Can you give all the records again without altering a single character?

PROVIDED RECORDS:
↓

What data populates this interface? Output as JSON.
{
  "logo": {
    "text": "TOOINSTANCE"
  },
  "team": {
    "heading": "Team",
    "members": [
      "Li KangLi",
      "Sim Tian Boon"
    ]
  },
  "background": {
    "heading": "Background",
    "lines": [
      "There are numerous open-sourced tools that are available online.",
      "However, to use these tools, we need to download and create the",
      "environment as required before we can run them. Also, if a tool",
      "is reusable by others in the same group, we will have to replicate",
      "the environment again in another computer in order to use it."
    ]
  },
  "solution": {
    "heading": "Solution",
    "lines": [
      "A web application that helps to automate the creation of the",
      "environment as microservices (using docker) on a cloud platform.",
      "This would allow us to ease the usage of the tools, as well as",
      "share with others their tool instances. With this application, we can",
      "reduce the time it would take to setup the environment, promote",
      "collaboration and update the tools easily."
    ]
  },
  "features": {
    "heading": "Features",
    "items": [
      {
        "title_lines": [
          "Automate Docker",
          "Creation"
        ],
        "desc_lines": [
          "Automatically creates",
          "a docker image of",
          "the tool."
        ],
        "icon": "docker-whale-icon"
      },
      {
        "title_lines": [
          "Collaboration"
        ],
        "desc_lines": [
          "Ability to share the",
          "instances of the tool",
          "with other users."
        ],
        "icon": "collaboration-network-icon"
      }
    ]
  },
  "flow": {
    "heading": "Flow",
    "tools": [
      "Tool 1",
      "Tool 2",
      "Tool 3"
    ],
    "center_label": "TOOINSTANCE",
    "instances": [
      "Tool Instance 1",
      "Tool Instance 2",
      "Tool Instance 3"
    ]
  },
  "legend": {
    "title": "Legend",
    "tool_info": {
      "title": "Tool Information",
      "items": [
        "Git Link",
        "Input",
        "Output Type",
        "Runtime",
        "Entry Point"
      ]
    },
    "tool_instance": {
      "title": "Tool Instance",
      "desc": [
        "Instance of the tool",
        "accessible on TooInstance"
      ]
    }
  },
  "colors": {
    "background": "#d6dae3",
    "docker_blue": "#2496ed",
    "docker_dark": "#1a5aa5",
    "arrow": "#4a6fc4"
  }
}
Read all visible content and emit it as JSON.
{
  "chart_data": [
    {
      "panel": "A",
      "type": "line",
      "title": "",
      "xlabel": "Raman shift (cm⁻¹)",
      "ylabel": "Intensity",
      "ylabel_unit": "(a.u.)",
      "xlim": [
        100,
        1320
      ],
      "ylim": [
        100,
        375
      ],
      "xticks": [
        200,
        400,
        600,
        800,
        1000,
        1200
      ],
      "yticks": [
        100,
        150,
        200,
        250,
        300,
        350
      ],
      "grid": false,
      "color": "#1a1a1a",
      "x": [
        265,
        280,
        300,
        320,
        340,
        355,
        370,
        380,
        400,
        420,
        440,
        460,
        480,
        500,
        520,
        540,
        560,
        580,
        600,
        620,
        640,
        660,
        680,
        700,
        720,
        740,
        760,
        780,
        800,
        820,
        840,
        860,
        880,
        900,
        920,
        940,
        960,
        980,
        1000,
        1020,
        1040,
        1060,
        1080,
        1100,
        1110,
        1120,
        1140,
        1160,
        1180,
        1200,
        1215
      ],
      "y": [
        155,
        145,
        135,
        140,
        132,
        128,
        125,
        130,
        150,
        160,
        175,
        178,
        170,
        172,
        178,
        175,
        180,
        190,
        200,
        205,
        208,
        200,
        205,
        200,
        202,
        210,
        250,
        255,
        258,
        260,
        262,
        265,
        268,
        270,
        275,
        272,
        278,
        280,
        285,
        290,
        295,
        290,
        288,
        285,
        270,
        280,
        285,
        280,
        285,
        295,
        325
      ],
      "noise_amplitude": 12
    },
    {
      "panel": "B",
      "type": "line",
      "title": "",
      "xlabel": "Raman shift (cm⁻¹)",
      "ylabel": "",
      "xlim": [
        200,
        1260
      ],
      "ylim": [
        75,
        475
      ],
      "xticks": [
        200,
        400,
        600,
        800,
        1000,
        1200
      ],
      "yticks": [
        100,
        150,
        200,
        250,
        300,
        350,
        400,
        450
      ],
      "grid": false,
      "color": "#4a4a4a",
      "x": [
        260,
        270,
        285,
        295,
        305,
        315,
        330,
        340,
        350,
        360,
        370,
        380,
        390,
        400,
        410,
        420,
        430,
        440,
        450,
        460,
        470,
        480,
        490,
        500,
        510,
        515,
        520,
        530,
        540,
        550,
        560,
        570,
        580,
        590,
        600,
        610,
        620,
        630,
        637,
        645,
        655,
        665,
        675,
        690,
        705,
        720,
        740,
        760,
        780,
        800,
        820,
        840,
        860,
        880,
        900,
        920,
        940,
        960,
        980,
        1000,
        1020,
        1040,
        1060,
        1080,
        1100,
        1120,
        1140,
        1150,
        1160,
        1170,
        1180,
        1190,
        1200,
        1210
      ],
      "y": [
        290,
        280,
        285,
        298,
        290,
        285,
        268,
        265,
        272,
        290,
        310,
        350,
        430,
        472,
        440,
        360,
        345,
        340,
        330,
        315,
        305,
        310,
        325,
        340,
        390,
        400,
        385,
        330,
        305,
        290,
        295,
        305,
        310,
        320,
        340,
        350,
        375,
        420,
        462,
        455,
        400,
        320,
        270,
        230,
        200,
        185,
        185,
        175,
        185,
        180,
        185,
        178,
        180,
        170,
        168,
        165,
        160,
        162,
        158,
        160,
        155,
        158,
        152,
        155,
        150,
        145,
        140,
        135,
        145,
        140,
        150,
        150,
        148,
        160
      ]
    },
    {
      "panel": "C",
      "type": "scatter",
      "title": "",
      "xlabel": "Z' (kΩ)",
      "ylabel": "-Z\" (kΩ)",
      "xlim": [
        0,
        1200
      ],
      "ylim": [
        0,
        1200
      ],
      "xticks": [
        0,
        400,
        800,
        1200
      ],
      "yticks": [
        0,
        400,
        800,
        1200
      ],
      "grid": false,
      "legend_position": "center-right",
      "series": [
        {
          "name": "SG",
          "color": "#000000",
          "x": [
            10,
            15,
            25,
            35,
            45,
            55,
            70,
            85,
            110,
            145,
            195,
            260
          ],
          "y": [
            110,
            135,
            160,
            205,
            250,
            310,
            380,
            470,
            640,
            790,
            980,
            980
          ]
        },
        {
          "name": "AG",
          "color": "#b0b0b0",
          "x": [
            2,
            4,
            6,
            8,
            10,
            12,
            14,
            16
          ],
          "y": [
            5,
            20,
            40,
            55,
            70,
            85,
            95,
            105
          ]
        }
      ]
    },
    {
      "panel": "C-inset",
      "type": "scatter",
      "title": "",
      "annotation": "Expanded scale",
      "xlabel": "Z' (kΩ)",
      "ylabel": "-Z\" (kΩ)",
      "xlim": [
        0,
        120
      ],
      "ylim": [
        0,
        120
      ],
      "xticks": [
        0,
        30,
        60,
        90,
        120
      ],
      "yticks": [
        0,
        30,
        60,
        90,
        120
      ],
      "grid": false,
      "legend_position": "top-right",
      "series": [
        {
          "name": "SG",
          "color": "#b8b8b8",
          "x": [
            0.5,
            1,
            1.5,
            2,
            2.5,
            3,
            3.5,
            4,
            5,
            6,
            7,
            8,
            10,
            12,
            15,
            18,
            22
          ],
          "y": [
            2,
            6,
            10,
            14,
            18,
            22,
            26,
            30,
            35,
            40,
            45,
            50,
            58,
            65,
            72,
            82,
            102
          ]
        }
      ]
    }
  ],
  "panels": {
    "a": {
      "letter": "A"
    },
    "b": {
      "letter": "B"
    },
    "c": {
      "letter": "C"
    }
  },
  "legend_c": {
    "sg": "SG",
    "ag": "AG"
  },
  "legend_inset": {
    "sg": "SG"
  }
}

↑

SOLUTION FOR THIS EXERCISE:
What data populates this interface? Output as JSON.
{
  "logo": {
    "text": "TOOINSTANCE"
  },
  "team": {
    "heading": "Team",
    "members": [
      "Li KangLi",
      "Sim Tian Boon"
    ]
  },
  "background": {
    "heading": "Background",
    "lines": [
      "There are numerous open-sourced tools that are available online.",
      "However, to use these tools, we need to download and create the",
      "environment as required before we can run them. Also, if a tool",
      "is reusable by others in the same group, we will have to replicate",
      "the environment again in another computer in order to use it."
    ]
  },
  "solution": {
    "heading": "Solution",
    "lines": [
      "A web application that helps to automate the creation of the",
      "environment as microservices (using docker) on a cloud platform.",
      "This would allow us to ease the usage of the tools, as well as",
      "share with others their tool instances. With this application, we can",
      "reduce the time it would take to setup the environment, promote",
      "collaboration and update the tools easily."
    ]
  },
  "features": {
    "heading": "Features",
    "items": [
      {
        "title_lines": [
          "Automate Docker",
          "Creation"
        ],
        "desc_lines": [
          "Automatically creates",
          "a docker image of",
          "the tool."
        ],
        "icon": "docker-whale-icon"
      },
      {
        "title_lines": [
          "Collaboration"
        ],
        "desc_lines": [
          "Ability to share the",
          "instances of the tool",
          "with other users."
        ],
        "icon": "collaboration-network-icon"
      }
    ]
  },
  "flow": {
    "heading": "Flow",
    "tools": [
      "Tool 1",
      "Tool 2",
      "Tool 3"
    ],
    "center_label": "TOOINSTANCE",
    "instances": [
      "Tool Instance 1",
      "Tool Instance 2",
      "Tool Instance 3"
    ]
  },
  "legend": {
    "title": "Legend",
    "tool_info": {
      "title": "Tool Information",
      "items": [
        "Git Link",
        "Input",
        "Output Type",
        "Runtime",
        "Entry Point"
      ]
    },
    "tool_instance": {
      "title": "Tool Instance",
      "desc": [
        "Instance of the tool",
        "accessible on TooInstance"
      ]
    }
  },
  "colors": {
    "background": "#d6dae3",
    "docker_blue": "#2496ed",
    "docker_dark": "#1a5aa5",
    "arrow": "#4a6fc4"
  }
}
Read all visible content and emit it as JSON.
{
  "chart_data": [
    {
      "panel": "A",
      "type": "line",
      "title": "",
      "xlabel": "Raman shift (cm⁻¹)",
      "ylabel": "Intensity",
      "ylabel_unit": "(a.u.)",
      "xlim": [
        100,
        1320
      ],
      "ylim": [
        100,
        375
      ],
      "xticks": [
        200,
        400,
        600,
        800,
        1000,
        1200
      ],
      "yticks": [
        100,
        150,
        200,
        250,
        300,
        350
      ],
      "grid": false,
      "color": "#1a1a1a",
      "x": [
        265,
        280,
        300,
        320,
        340,
        355,
        370,
        380,
        400,
        420,
        440,
        460,
        480,
        500,
        520,
        540,
        560,
        580,
        600,
        620,
        640,
        660,
        680,
        700,
        720,
        740,
        760,
        780,
        800,
        820,
        840,
        860,
        880,
        900,
        920,
        940,
        960,
        980,
        1000,
        1020,
        1040,
        1060,
        1080,
        1100,
        1110,
        1120,
        1140,
        1160,
        1180,
        1200,
        1215
      ],
      "y": [
        155,
        145,
        135,
        140,
        132,
        128,
        125,
        130,
        150,
        160,
        175,
        178,
        170,
        172,
        178,
        175,
        180,
        190,
        200,
        205,
        208,
        200,
        205,
        200,
        202,
        210,
        250,
        255,
        258,
        260,
        262,
        265,
        268,
        270,
        275,
        272,
        278,
        280,
        285,
        290,
        295,
        290,
        288,
        285,
        270,
        280,
        285,
        280,
        285,
        295,
        325
      ],
      "noise_amplitude": 12
    },
    {
      "panel": "B",
      "type": "line",
      "title": "",
      "xlabel": "Raman shift (cm⁻¹)",
      "ylabel": "",
      "xlim": [
        200,
        1260
      ],
      "ylim": [
        75,
        475
      ],
      "xticks": [
        200,
        400,
        600,
        800,
        1000,
        1200
      ],
      "yticks": [
        100,
        150,
        200,
        250,
        300,
        350,
        400,
        450
      ],
      "grid": false,
      "color": "#4a4a4a",
      "x": [
        260,
        270,
        285,
        295,
        305,
        315,
        330,
        340,
        350,
        360,
        370,
        380,
        390,
        400,
        410,
        420,
        430,
        440,
        450,
        460,
        470,
        480,
        490,
        500,
        510,
        515,
        520,
        530,
        540,
        550,
        560,
        570,
        580,
        590,
        600,
        610,
        620,
        630,
        637,
        645,
        655,
        665,
        675,
        690,
        705,
        720,
        740,
        760,
        780,
        800,
        820,
        840,
        860,
        880,
        900,
        920,
        940,
        960,
        980,
        1000,
        1020,
        1040,
        1060,
        1080,
        1100,
        1120,
        1140,
        1150,
        1160,
        1170,
        1180,
        1190,
        1200,
        1210
      ],
      "y": [
        290,
        280,
        285,
        298,
        290,
        285,
        268,
        265,
        272,
        290,
        310,
        350,
        430,
        472,
        440,
        360,
        345,
        340,
        330,
        315,
        305,
        310,
        325,
        340,
        390,
        400,
        385,
        330,
        305,
        290,
        295,
        305,
        310,
        320,
        340,
        350,
        375,
        420,
        462,
        455,
        400,
        320,
        270,
        230,
        200,
        185,
        185,
        175,
        185,
        180,
        185,
        178,
        180,
        170,
        168,
        165,
        160,
        162,
        158,
        160,
        155,
        158,
        152,
        155,
        150,
        145,
        140,
        135,
        145,
        140,
        150,
        150,
        148,
        160
      ]
    },
    {
      "panel": "C",
      "type": "scatter",
      "title": "",
      "xlabel": "Z' (kΩ)",
      "ylabel": "-Z\" (kΩ)",
      "xlim": [
        0,
        1200
      ],
      "ylim": [
        0,
        1200
      ],
      "xticks": [
        0,
        400,
        800,
        1200
      ],
      "yticks": [
        0,
        400,
        800,
        1200
      ],
      "grid": false,
      "legend_position": "center-right",
      "series": [
        {
          "name": "SG",
          "color": "#000000",
          "x": [
            10,
            15,
            25,
            35,
            45,
            55,
            70,
            85,
            110,
            145,
            195,
            260
          ],
          "y": [
            110,
            135,
            160,
            205,
            250,
            310,
            380,
            470,
            640,
            790,
            980,
            980
          ]
        },
        {
          "name": "AG",
          "color": "#b0b0b0",
          "x": [
            2,
            4,
            6,
            8,
            10,
            12,
            14,
            16
          ],
          "y": [
            5,
            20,
            40,
            55,
            70,
            85,
            95,
            105
          ]
        }
      ]
    },
    {
      "panel": "C-inset",
      "type": "scatter",
      "title": "",
      "annotation": "Expanded scale",
      "xlabel": "Z' (kΩ)",
      "ylabel": "-Z\" (kΩ)",
      "xlim": [
        0,
        120
      ],
      "ylim": [
        0,
        120
      ],
      "xticks": [
        0,
        30,
        60,
        90,
        120
      ],
      "yticks": [
        0,
        30,
        60,
        90,
        120
      ],
      "grid": false,
      "legend_position": "top-right",
      "series": [
        {
          "name": "SG",
          "color": "#b8b8b8",
          "x": [
            0.5,
            1,
            1.5,
            2,
            2.5,
            3,
            3.5,
            4,
            5,
            6,
            7,
            8,
            10,
            12,
            15,
            18,
            22
          ],
          "y": [
            2,
            6,
            10,
            14,
            18,
            22,
            26,
            30,
            35,
            40,
            45,
            50,
            58,
            65,
            72,
            82,
            102
          ]
        }
      ]
    }
  ],
  "panels": {
    "a": {
      "letter": "A"
    },
    "b": {
      "letter": "B"
    },
    "c": {
      "letter": "C"
    }
  },
  "legend_c": {
    "sg": "SG",
    "ag": "AG"
  },
  "legend_inset": {
    "sg": "SG"
  }
}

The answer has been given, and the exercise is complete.